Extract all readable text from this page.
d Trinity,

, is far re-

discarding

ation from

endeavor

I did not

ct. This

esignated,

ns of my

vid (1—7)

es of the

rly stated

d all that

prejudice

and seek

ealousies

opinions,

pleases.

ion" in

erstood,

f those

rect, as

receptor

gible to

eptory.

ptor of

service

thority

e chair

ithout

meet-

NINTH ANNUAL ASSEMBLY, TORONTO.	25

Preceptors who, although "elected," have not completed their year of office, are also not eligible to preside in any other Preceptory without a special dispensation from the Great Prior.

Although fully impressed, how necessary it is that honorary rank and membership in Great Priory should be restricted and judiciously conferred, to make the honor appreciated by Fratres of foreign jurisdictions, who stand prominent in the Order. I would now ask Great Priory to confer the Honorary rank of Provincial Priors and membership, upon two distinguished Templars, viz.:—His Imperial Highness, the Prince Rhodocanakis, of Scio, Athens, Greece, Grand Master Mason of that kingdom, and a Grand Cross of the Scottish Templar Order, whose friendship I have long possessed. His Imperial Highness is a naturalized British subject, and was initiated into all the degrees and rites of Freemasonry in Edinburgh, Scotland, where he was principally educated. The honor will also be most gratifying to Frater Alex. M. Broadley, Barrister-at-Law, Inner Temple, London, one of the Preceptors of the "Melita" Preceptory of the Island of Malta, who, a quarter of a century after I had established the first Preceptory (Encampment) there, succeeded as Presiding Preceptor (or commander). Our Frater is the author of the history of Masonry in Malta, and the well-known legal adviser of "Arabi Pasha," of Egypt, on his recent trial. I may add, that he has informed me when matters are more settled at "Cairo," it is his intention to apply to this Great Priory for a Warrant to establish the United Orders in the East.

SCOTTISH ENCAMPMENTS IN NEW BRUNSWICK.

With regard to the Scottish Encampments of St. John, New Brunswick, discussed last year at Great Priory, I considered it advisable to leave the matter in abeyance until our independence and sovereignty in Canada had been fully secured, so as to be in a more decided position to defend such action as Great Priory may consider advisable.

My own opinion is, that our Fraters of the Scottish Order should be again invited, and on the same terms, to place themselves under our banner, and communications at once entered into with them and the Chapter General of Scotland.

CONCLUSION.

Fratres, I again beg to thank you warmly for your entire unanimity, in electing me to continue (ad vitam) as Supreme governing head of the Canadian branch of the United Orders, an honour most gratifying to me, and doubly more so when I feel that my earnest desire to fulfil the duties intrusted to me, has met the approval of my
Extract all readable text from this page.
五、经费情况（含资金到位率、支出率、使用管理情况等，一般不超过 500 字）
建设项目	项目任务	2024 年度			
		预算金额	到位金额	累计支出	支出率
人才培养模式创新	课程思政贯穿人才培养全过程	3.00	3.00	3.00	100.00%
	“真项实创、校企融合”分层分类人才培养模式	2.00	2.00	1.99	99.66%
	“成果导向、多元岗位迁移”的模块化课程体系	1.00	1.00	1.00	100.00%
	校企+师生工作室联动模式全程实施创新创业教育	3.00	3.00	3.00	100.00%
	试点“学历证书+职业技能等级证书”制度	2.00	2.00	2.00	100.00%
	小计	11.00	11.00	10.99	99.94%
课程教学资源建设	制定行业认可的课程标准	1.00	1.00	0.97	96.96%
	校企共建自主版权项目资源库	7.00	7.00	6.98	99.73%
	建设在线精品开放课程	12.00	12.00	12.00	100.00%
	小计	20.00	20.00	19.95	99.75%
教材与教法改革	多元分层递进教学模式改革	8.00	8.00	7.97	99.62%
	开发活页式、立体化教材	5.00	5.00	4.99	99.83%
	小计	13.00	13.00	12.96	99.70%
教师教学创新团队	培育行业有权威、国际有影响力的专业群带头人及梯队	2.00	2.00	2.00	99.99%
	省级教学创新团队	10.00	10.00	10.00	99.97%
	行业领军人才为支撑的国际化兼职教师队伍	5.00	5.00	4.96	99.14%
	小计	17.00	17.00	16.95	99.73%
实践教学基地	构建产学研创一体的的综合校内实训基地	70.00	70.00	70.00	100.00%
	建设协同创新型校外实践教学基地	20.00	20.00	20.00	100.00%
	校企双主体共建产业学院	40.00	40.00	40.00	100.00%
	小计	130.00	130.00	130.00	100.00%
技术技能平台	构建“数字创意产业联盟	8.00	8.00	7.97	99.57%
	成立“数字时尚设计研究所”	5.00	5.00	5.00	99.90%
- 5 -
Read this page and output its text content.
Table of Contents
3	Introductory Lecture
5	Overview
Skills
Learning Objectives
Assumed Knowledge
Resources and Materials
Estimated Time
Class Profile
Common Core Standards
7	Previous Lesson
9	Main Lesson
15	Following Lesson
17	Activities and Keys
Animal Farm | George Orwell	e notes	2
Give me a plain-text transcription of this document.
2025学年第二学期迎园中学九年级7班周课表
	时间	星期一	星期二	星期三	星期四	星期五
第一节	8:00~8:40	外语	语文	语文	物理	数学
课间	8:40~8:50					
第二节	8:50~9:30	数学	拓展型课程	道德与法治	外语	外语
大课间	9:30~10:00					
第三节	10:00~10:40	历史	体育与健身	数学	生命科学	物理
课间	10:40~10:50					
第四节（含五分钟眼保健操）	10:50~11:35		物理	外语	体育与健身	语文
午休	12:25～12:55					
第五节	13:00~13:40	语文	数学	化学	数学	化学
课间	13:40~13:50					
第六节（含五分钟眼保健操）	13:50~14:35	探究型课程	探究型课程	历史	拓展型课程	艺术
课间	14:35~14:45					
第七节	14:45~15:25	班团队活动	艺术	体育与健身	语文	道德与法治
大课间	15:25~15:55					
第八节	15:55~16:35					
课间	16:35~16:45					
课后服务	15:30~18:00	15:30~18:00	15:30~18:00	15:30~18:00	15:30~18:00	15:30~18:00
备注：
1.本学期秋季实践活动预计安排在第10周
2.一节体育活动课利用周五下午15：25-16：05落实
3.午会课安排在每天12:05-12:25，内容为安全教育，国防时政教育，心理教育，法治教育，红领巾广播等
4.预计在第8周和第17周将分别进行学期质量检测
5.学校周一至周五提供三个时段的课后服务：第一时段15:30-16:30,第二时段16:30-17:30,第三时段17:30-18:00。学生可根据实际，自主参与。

****************

Please reproduce all of the entries exactly as they stand.

## Finished task:
Extract all readable text from this page.
d Trinity,

, is far re-

discarding

ation from

endeavor

I did not

ct. This

esignated,

ns of my

vid (1—7)

es of the

rly stated

d all that

prejudice

and seek

ealousies

opinions,

pleases.

ion" in

erstood,

f those

rect, as

receptor

gible to

eptory.

ptor of

service

thority

e chair

ithout

meet-

NINTH ANNUAL ASSEMBLY, TORONTO.	25

Preceptors who, although "elected," have not completed their year of office, are also not eligible to preside in any other Preceptory without a special dispensation from the Great Prior.

Although fully impressed, how necessary it is that honorary rank and membership in Great Priory should be restricted and judiciously conferred, to make the honor appreciated by Fratres of foreign jurisdictions, who stand prominent in the Order. I would now ask Great Priory to confer the Honorary rank of Provincial Priors and membership, upon two distinguished Templars, viz.:—His Imperial Highness, the Prince Rhodocanakis, of Scio, Athens, Greece, Grand Master Mason of that kingdom, and a Grand Cross of the Scottish Templar Order, whose friendship I have long possessed. His Imperial Highness is a naturalized British subject, and was initiated into all the degrees and rites of Freemasonry in Edinburgh, Scotland, where he was principally educated. The honor will also be most gratifying to Frater Alex. M. Broadley, Barrister-at-Law, Inner Temple, London, one of the Preceptors of the "Melita" Preceptory of the Island of Malta, who, a quarter of a century after I had established the first Preceptory (Encampment) there, succeeded as Presiding Preceptor (or commander). Our Frater is the author of the history of Masonry in Malta, and the well-known legal adviser of "Arabi Pasha," of Egypt, on his recent trial. I may add, that he has informed me when matters are more settled at "Cairo," it is his intention to apply to this Great Priory for a Warrant to establish the United Orders in the East.

SCOTTISH ENCAMPMENTS IN NEW BRUNSWICK.

With regard to the Scottish Encampments of St. John, New Brunswick, discussed last year at Great Priory, I considered it advisable to leave the matter in abeyance until our independence and sovereignty in Canada had been fully secured, so as to be in a more decided position to defend such action as Great Priory may consider advisable.

My own opinion is, that our Fraters of the Scottish Order should be again invited, and on the same terms, to place themselves under our banner, and communications at once entered into with them and the Chapter General of Scotland.

CONCLUSION.

Fratres, I again beg to thank you warmly for your entire unanimity, in electing me to continue (ad vitam) as Supreme governing head of the Canadian branch of the United Orders, an honour most gratifying to me, and doubly more so when I feel that my earnest desire to fulfil the duties intrusted to me, has met the approval of my
Extract all readable text from this page.
五、经费情况（含资金到位率、支出率、使用管理情况等，一般不超过 500 字）
建设项目	项目任务	2024 年度			
		预算金额	到位金额	累计支出	支出率
人才培养模式创新	课程思政贯穿人才培养全过程	3.00	3.00	3.00	100.00%
	“真项实创、校企融合”分层分类人才培养模式	2.00	2.00	1.99	99.66%
	“成果导向、多元岗位迁移”的模块化课程体系	1.00	1.00	1.00	100.00%
	校企+师生工作室联动模式全程实施创新创业教育	3.00	3.00	3.00	100.00%
	试点“学历证书+职业技能等级证书”制度	2.00	2.00	2.00	100.00%
	小计	11.00	11.00	10.99	99.94%
课程教学资源建设	制定行业认可的课程标准	1.00	1.00	0.97	96.96%
	校企共建自主版权项目资源库	7.00	7.00	6.98	99.73%
	建设在线精品开放课程	12.00	12.00	12.00	100.00%
	小计	20.00	20.00	19.95	99.75%
教材与教法改革	多元分层递进教学模式改革	8.00	8.00	7.97	99.62%
	开发活页式、立体化教材	5.00	5.00	4.99	99.83%
	小计	13.00	13.00	12.96	99.70%
教师教学创新团队	培育行业有权威、国际有影响力的专业群带头人及梯队	2.00	2.00	2.00	99.99%
	省级教学创新团队	10.00	10.00	10.00	99.97%
	行业领军人才为支撑的国际化兼职教师队伍	5.00	5.00	4.96	99.14%
	小计	17.00	17.00	16.95	99.73%
实践教学基地	构建产学研创一体的的综合校内实训基地	70.00	70.00	70.00	100.00%
	建设协同创新型校外实践教学基地	20.00	20.00	20.00	100.00%
	校企双主体共建产业学院	40.00	40.00	40.00	100.00%
	小计	130.00	130.00	130.00	100.00%
技术技能平台	构建“数字创意产业联盟	8.00	8.00	7.97	99.57%
	成立“数字时尚设计研究所”	5.00	5.00	5.00	99.90%
- 5 -
Read this page and output its text content.
Table of Contents
3	Introductory Lecture
5	Overview
Skills
Learning Objectives
Assumed Knowledge
Resources and Materials
Estimated Time
Class Profile
Common Core Standards
7	Previous Lesson
9	Main Lesson
15	Following Lesson
17	Activities and Keys
Animal Farm | George Orwell	e notes	2
Give me a plain-text transcription of this document.
2025学年第二学期迎园中学九年级7班周课表
	时间	星期一	星期二	星期三	星期四	星期五
第一节	8:00~8:40	外语	语文	语文	物理	数学
课间	8:40~8:50					
第二节	8:50~9:30	数学	拓展型课程	道德与法治	外语	外语
大课间	9:30~10:00					
第三节	10:00~10:40	历史	体育与健身	数学	生命科学	物理
课间	10:40~10:50					
第四节（含五分钟眼保健操）	10:50~11:35		物理	外语	体育与健身	语文
午休	12:25～12:55					
第五节	13:00~13:40	语文	数学	化学	数学	化学
课间	13:40~13:50					
第六节（含五分钟眼保健操）	13:50~14:35	探究型课程	探究型课程	历史	拓展型课程	艺术
课间	14:35~14:45					
第七节	14:45~15:25	班团队活动	艺术	体育与健身	语文	道德与法治
大课间	15:25~15:55					
第八节	15:55~16:35					
课间	16:35~16:45					
课后服务	15:30~18:00	15:30~18:00	15:30~18:00	15:30~18:00	15:30~18:00	15:30~18:00
备注：
1.本学期秋季实践活动预计安排在第10周
2.一节体育活动课利用周五下午15：25-16：05落实
3.午会课安排在每天12:05-12:25，内容为安全教育，国防时政教育，心理教育，法治教育，红领巾广播等
4.预计在第8周和第17周将分别进行学期质量检测
5.学校周一至周五提供三个时段的课后服务：第一时段15:30-16:30,第二时段16:30-17:30,第三时段17:30-18:00。学生可根据实际，自主参与。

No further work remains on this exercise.